Stored data

---+---

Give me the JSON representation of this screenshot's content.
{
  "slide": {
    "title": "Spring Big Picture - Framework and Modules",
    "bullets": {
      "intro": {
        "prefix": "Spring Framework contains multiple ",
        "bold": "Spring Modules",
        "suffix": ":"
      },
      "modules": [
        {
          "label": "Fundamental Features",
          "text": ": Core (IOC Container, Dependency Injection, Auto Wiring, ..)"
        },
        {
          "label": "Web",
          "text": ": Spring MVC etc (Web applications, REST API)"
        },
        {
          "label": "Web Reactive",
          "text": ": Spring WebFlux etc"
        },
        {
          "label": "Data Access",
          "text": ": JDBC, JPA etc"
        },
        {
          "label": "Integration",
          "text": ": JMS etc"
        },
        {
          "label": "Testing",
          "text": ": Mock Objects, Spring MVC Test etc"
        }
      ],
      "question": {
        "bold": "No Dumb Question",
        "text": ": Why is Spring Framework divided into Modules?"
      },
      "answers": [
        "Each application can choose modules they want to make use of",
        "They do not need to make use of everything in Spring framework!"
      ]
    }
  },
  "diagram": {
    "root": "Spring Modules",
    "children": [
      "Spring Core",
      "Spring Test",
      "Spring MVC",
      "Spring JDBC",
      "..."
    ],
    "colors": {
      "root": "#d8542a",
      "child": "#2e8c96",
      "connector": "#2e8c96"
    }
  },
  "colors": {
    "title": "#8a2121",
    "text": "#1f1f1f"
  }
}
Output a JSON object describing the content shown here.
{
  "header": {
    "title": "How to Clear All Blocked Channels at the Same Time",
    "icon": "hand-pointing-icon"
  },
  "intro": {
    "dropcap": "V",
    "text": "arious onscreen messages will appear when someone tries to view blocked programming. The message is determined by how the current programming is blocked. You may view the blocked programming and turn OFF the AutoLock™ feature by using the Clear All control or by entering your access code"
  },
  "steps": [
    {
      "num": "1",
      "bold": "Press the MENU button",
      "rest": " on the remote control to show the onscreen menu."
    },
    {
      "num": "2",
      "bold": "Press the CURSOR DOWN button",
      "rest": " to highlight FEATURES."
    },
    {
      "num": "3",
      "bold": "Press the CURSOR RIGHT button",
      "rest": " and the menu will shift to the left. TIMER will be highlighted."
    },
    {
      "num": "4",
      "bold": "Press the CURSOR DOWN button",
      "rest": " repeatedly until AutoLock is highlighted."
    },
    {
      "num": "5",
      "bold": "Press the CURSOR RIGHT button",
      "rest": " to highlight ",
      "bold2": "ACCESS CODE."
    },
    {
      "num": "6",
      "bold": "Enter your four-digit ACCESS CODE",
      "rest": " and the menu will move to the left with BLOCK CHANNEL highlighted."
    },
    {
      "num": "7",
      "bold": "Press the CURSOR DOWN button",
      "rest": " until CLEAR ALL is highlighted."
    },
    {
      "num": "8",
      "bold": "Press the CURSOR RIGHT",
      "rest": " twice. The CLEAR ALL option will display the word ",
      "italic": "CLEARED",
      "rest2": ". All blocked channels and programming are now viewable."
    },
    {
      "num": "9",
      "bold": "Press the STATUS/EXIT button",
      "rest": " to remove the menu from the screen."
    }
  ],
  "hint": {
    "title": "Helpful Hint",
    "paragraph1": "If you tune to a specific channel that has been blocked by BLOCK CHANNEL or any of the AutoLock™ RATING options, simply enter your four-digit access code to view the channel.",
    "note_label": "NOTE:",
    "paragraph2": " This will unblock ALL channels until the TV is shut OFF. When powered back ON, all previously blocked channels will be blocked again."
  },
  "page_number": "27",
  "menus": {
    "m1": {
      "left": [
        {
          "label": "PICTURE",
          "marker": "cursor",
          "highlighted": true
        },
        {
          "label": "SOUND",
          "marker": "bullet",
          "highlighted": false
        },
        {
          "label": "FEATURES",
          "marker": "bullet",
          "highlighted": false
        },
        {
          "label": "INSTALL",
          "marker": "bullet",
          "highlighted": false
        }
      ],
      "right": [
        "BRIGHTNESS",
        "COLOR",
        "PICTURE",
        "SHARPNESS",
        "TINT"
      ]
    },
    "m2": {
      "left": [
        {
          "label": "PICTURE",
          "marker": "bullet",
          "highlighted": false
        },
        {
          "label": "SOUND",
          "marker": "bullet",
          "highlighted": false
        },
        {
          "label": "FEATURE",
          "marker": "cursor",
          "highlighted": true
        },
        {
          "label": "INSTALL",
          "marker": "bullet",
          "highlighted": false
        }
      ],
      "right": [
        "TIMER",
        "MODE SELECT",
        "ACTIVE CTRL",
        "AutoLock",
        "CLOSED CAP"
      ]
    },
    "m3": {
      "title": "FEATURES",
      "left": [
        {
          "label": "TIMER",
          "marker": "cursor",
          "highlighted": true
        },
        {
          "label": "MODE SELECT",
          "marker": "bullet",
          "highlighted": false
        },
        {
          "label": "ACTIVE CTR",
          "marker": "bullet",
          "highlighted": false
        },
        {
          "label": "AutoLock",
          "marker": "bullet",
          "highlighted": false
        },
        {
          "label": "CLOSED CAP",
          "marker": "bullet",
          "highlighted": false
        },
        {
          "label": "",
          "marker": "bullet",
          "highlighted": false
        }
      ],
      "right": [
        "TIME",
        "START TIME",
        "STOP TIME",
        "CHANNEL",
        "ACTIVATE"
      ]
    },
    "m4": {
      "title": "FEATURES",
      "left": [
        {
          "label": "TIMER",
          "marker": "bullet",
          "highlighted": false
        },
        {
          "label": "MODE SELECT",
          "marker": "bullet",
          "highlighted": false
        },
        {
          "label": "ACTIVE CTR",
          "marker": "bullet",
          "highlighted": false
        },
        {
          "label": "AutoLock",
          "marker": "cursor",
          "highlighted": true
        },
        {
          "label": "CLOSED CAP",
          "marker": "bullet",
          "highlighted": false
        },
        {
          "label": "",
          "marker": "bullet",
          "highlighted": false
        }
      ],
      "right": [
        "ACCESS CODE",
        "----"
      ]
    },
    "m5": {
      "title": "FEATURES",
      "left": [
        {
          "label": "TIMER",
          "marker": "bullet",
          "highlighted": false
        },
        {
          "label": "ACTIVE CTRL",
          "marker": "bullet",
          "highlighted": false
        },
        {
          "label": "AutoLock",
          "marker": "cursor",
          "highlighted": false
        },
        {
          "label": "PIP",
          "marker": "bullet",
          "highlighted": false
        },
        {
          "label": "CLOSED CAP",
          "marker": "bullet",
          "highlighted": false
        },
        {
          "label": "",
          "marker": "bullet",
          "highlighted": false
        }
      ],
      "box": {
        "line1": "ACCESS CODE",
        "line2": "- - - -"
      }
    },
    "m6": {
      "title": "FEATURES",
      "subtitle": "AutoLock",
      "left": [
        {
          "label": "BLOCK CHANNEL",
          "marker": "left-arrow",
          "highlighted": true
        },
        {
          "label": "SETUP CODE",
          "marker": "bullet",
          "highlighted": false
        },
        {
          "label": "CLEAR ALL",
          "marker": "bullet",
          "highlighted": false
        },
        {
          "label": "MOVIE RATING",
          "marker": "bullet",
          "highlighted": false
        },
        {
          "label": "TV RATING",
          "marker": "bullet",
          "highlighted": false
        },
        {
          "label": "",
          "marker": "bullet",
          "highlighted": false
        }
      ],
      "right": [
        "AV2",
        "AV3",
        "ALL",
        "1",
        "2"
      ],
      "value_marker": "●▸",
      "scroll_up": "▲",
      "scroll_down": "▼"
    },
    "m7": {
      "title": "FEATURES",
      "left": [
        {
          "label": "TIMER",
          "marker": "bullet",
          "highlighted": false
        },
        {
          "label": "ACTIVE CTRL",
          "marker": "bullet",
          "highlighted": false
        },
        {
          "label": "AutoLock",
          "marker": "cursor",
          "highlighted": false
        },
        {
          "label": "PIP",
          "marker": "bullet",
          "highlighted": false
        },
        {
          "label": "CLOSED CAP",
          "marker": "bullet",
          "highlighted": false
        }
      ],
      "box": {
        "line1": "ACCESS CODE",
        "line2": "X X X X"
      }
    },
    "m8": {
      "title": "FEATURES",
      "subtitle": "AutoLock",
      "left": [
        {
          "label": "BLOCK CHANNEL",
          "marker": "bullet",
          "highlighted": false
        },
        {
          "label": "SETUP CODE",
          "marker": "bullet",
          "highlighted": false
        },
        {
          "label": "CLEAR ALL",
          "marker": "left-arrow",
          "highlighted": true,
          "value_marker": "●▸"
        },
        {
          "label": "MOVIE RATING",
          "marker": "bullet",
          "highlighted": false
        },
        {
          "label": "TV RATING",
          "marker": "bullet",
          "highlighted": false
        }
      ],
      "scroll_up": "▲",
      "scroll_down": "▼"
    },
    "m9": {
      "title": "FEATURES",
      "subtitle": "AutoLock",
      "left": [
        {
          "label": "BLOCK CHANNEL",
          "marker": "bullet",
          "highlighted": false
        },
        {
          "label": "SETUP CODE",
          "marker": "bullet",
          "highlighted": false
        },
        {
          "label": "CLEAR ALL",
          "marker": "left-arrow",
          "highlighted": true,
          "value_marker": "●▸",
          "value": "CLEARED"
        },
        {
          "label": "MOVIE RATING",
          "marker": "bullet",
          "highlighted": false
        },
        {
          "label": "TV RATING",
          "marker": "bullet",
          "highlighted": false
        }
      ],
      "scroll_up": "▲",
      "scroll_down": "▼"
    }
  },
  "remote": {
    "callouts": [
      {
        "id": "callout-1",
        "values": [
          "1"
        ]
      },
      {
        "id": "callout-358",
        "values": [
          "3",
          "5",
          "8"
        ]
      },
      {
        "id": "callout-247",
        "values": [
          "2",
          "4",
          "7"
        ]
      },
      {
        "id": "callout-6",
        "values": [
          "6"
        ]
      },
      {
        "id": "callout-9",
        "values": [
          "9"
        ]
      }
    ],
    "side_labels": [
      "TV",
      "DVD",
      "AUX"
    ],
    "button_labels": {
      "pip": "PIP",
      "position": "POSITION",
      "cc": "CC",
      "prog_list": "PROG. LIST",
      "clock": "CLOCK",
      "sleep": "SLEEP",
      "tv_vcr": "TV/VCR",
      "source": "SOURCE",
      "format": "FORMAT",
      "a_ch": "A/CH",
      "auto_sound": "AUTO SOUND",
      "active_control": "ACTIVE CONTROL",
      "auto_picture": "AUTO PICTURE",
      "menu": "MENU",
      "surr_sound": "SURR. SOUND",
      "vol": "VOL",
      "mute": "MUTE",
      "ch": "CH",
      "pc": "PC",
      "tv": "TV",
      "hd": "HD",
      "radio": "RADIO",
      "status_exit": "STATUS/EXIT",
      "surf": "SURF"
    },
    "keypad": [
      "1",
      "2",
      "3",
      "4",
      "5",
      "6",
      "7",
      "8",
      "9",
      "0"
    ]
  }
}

---+---

> The request:
Gather every line from the listing above in which "your" appears, and copy those lines.

> Answer for the task:
    "text": "arious onscreen messages will appear when someone tries to view blocked programming. The message is determined by how the current programming is blocked. You may view the blocked programming and turn OFF the AutoLock™ feature by using the Clear All control or by entering your access code"
      "bold": "Enter your four-digit ACCESS CODE",
    "paragraph1": "If you tune to a specific channel that has been blocked by BLOCK CHANNEL or any of the AutoLock™ RATING options, simply enter your four-digit access code to view the channel.",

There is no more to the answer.